Directive: Only the number is wanted: count the lines that include the word "Конвенции".

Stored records
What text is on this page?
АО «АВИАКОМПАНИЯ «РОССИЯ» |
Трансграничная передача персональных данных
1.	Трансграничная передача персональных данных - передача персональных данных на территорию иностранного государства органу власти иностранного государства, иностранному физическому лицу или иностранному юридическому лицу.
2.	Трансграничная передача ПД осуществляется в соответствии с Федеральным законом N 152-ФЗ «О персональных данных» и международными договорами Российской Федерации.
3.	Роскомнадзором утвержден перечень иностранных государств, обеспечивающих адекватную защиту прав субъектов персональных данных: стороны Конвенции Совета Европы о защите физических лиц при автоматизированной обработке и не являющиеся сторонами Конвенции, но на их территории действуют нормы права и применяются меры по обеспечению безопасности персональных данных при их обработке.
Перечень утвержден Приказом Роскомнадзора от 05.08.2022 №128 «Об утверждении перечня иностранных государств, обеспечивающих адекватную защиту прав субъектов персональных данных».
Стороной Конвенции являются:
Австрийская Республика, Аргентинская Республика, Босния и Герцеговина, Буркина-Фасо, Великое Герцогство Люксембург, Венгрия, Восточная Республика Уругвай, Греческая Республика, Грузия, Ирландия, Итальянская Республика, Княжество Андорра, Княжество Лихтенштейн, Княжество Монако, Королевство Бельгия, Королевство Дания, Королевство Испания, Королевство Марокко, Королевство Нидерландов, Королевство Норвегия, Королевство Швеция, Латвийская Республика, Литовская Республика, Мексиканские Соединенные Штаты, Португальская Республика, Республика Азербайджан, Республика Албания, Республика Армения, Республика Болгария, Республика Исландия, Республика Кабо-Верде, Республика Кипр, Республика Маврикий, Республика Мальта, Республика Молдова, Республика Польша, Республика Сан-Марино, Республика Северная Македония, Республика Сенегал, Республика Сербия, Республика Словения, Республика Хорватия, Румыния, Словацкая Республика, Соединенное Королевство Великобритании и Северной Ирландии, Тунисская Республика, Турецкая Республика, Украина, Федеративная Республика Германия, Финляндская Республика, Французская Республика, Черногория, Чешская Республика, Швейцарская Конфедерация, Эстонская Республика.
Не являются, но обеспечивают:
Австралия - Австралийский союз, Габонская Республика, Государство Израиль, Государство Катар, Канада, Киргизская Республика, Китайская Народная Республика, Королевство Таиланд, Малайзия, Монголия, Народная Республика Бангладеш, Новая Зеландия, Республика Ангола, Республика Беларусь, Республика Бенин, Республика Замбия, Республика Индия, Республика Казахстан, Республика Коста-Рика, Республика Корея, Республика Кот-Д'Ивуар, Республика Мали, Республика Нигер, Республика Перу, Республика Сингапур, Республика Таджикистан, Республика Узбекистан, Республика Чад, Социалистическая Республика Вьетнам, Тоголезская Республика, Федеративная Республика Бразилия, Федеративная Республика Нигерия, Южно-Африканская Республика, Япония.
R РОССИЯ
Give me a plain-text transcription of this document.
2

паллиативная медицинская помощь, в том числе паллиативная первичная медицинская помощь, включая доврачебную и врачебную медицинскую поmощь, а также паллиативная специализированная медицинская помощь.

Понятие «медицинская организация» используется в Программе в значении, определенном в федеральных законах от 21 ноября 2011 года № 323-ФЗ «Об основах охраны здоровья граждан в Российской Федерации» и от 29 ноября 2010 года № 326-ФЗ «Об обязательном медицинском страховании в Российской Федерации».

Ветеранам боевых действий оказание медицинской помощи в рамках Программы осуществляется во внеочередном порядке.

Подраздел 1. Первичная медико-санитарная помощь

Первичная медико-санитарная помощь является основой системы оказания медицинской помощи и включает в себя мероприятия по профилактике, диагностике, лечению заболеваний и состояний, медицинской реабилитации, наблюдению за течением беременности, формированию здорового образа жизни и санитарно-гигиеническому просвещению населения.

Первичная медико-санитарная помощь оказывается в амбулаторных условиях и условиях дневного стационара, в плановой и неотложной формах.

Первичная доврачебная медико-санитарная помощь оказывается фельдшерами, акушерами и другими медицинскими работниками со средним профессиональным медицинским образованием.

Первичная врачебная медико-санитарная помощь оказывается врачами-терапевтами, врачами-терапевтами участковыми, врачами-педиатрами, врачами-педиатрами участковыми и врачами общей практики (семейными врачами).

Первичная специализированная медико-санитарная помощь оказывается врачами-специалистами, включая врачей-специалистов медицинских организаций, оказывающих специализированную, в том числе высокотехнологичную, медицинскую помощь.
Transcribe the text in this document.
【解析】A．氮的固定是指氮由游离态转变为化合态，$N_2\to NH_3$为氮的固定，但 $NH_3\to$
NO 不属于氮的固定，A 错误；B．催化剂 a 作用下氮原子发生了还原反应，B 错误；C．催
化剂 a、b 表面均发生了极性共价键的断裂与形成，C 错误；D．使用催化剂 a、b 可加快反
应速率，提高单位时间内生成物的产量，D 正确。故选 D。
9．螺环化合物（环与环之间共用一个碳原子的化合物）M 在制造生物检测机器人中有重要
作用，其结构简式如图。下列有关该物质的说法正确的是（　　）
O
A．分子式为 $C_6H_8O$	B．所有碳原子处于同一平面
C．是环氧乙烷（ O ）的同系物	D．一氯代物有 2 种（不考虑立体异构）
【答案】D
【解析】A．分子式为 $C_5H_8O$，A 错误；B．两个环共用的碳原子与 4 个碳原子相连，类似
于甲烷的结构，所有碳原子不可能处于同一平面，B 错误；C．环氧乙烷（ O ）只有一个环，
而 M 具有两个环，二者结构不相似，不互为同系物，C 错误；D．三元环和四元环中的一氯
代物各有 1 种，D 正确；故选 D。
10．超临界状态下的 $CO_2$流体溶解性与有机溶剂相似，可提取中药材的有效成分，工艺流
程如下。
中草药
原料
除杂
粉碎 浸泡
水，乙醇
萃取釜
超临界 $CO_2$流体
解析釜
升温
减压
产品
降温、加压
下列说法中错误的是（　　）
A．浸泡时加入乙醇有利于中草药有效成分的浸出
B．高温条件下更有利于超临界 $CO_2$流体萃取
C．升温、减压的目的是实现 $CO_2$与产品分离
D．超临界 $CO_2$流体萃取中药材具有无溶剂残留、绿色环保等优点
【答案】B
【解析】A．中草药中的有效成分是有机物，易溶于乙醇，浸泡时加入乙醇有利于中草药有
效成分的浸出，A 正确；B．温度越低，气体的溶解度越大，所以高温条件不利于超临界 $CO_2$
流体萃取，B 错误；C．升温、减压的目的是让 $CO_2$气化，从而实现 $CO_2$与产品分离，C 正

Final result: 2